# WHAT YOU ARE ASKED TO DO
Collect each line holding the string "into".

## Start RAW DATA

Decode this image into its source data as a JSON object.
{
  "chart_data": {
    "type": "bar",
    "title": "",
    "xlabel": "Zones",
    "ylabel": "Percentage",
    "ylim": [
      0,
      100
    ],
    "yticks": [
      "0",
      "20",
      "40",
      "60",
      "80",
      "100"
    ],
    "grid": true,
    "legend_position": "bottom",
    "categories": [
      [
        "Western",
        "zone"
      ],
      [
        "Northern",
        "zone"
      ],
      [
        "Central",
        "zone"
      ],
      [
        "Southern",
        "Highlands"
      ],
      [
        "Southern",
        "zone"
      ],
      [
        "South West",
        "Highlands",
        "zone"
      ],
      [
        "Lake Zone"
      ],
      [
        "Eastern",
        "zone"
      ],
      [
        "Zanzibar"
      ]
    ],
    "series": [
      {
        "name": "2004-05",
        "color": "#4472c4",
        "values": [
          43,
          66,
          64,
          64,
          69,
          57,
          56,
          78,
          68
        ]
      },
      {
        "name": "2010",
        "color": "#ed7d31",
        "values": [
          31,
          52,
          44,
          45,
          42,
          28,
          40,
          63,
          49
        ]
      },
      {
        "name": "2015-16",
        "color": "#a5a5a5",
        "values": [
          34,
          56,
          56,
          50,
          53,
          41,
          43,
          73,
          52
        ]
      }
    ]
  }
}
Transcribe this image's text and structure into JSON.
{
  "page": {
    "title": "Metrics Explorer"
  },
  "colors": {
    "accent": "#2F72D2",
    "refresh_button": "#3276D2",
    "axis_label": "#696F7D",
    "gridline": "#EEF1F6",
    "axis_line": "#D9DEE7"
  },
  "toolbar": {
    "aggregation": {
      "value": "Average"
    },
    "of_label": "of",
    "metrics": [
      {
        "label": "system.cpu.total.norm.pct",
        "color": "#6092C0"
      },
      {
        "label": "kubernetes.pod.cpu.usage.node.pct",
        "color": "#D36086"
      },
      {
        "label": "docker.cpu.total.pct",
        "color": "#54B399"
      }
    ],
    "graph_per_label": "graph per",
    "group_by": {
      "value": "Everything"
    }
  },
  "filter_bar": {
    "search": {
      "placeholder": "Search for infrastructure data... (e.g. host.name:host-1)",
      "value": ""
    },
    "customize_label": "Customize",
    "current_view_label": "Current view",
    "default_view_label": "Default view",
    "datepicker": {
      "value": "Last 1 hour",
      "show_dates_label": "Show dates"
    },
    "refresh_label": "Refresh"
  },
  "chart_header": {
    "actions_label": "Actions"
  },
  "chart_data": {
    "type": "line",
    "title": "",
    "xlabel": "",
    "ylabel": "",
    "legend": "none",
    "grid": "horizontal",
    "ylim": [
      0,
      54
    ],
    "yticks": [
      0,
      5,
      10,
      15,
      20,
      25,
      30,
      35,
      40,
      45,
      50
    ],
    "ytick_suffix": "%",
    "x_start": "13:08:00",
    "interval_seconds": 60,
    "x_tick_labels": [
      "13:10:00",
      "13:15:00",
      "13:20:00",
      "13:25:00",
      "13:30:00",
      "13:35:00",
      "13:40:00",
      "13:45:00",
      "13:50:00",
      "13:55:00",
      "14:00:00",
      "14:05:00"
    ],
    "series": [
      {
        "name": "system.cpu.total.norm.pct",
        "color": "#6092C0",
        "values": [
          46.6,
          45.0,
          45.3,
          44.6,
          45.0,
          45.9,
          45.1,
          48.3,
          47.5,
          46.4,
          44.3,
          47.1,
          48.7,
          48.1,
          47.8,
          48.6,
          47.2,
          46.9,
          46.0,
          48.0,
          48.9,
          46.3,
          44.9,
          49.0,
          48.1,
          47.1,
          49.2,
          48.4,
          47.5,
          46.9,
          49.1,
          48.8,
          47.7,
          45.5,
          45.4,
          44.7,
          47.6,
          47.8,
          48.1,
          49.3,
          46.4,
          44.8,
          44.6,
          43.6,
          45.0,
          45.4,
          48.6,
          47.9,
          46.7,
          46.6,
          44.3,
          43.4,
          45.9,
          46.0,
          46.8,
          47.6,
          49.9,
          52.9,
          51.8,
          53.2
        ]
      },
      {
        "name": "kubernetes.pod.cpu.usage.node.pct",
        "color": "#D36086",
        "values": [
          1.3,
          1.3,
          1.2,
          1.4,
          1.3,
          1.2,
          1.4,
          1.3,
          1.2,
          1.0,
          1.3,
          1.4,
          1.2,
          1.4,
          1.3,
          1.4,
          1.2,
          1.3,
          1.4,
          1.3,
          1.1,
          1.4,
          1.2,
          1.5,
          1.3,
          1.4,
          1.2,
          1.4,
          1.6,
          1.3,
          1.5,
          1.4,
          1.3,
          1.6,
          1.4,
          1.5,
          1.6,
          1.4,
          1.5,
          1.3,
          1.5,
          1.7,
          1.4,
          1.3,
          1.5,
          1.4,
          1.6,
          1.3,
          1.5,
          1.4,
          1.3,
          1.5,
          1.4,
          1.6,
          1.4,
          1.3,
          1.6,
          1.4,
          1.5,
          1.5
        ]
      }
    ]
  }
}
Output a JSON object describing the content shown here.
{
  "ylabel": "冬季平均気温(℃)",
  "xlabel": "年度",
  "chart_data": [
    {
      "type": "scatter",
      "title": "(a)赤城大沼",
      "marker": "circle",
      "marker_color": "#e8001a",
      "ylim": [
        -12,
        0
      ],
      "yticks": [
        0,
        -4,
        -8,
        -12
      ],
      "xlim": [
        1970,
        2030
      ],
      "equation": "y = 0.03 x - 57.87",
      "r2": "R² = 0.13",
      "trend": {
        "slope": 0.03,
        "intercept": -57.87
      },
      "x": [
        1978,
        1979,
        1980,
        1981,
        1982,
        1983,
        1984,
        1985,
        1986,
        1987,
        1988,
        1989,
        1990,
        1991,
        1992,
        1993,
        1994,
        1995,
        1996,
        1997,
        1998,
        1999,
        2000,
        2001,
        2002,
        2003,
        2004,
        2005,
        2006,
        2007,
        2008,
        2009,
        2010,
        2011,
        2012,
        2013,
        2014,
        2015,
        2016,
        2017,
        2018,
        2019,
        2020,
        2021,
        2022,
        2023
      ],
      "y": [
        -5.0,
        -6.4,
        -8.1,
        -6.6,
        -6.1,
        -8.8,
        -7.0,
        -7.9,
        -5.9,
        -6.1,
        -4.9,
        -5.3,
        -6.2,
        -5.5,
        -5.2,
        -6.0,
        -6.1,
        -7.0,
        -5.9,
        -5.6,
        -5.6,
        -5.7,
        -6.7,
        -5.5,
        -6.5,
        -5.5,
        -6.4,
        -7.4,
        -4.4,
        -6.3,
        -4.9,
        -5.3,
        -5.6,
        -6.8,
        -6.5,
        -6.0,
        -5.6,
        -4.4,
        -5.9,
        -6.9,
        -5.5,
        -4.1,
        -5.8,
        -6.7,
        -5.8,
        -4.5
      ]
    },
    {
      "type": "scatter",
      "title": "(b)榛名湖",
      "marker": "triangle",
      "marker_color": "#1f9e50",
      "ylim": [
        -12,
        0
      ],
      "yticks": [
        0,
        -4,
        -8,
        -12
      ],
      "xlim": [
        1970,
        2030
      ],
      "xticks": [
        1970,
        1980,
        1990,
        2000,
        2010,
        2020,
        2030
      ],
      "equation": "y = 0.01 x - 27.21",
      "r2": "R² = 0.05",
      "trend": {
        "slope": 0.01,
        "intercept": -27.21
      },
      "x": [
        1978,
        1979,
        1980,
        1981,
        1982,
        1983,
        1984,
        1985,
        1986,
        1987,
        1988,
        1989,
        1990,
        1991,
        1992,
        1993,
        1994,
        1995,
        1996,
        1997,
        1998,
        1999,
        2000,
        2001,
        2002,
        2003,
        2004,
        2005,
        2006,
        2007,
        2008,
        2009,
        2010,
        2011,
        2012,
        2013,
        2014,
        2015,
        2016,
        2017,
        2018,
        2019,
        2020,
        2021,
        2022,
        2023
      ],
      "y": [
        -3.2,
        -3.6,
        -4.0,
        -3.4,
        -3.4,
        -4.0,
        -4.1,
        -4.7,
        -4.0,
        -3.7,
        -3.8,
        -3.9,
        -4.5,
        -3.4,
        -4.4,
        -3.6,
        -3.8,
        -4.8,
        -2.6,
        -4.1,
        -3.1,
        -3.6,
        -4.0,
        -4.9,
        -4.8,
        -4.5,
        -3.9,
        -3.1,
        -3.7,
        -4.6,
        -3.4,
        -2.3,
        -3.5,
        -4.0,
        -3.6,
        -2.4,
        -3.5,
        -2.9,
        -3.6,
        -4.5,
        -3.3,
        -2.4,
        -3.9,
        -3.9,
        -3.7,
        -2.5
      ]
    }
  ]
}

## End RAW DATA

# TASK RESULT
Decode this image into its source data as a JSON object.
Transcribe this image's text and structure into JSON.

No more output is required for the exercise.